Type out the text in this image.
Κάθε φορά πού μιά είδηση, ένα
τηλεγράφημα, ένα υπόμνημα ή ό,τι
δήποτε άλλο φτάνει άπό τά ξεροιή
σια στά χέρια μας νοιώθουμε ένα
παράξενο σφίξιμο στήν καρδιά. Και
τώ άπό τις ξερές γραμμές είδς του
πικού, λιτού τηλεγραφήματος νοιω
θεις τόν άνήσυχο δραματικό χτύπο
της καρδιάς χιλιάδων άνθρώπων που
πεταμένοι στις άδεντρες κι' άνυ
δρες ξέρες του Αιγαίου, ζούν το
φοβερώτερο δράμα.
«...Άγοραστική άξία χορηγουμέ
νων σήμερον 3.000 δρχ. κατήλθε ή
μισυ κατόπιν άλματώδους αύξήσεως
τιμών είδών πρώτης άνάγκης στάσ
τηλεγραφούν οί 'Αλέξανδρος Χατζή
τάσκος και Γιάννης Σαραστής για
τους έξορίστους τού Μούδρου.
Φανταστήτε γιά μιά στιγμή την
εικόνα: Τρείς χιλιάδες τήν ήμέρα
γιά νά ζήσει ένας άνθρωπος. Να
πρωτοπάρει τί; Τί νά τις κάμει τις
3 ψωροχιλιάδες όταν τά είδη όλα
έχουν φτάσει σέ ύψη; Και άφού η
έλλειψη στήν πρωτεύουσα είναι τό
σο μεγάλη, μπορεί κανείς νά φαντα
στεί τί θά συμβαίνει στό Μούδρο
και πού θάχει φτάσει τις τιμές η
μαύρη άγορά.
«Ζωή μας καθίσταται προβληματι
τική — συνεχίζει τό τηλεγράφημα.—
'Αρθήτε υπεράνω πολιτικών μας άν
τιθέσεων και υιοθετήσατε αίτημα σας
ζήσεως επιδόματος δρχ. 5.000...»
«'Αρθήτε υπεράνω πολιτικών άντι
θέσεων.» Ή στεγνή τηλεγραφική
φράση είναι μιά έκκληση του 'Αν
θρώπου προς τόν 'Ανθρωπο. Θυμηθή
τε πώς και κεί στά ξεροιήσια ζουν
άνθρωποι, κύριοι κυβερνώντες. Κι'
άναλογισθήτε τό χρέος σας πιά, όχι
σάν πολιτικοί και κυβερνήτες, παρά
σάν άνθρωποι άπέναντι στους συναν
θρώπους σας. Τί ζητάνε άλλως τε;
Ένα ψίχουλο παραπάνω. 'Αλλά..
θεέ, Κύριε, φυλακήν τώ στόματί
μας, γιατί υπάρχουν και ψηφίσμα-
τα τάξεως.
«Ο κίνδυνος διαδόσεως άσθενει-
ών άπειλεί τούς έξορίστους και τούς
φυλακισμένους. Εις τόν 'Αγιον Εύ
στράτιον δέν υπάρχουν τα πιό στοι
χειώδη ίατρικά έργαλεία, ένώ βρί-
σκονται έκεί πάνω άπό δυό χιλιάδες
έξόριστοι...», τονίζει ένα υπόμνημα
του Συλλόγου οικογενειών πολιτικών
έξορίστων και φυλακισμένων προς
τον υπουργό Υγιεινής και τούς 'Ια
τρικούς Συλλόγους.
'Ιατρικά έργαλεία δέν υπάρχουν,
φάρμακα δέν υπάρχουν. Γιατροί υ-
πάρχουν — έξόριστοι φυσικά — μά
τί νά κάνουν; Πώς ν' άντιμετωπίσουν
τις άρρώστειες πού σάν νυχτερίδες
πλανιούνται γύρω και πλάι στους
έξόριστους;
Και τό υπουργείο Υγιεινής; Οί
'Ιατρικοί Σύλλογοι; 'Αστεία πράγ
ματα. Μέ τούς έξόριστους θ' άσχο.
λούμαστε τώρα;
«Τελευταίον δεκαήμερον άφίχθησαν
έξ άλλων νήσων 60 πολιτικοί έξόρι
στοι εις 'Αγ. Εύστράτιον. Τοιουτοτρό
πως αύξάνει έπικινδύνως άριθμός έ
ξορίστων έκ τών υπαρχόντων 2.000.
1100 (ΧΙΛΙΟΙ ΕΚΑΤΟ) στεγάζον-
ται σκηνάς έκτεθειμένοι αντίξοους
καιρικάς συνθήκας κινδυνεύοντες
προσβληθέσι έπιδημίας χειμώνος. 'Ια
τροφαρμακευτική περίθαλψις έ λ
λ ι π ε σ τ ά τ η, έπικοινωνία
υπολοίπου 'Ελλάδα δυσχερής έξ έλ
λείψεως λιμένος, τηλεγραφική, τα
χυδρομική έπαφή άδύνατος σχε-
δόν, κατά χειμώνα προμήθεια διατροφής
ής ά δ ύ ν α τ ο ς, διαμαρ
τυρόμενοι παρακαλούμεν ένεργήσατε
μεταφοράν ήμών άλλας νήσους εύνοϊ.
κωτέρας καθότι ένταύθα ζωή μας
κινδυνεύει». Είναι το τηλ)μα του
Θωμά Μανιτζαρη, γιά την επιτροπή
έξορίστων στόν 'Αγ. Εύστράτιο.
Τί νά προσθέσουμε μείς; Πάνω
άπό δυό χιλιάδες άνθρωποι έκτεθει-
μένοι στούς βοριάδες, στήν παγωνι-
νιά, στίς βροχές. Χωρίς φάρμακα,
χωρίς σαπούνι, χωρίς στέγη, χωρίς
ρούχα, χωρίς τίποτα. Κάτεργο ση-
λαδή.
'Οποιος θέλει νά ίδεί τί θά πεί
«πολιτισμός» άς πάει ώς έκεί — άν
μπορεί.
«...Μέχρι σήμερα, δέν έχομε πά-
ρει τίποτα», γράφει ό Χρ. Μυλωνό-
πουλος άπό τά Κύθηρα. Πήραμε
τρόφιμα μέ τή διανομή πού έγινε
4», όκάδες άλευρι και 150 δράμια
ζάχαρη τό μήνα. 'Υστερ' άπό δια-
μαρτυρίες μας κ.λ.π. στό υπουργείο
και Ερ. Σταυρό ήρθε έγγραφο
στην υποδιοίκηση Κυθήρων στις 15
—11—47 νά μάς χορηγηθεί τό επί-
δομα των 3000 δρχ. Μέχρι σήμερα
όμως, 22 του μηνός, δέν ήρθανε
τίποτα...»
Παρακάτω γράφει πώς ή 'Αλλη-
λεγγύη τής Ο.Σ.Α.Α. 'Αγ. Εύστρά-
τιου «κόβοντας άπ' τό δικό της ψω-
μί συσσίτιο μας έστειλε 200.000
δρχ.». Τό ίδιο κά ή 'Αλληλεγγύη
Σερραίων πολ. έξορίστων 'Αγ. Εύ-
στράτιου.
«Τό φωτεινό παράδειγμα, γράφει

★ ★ ★ ★ ★ ★ ★

### [TO BE DONE]
From the listing above, pick out each line where the word "άνθρωποι" appears.

### [ANSWER BELOW]
άνθρωποι, κύριοι κυβερνώντες. Κι'
σάν άνθρωποι άπέναντι στους συναν
άπό δυό χιλιάδες άνθρωποι έκτεθει-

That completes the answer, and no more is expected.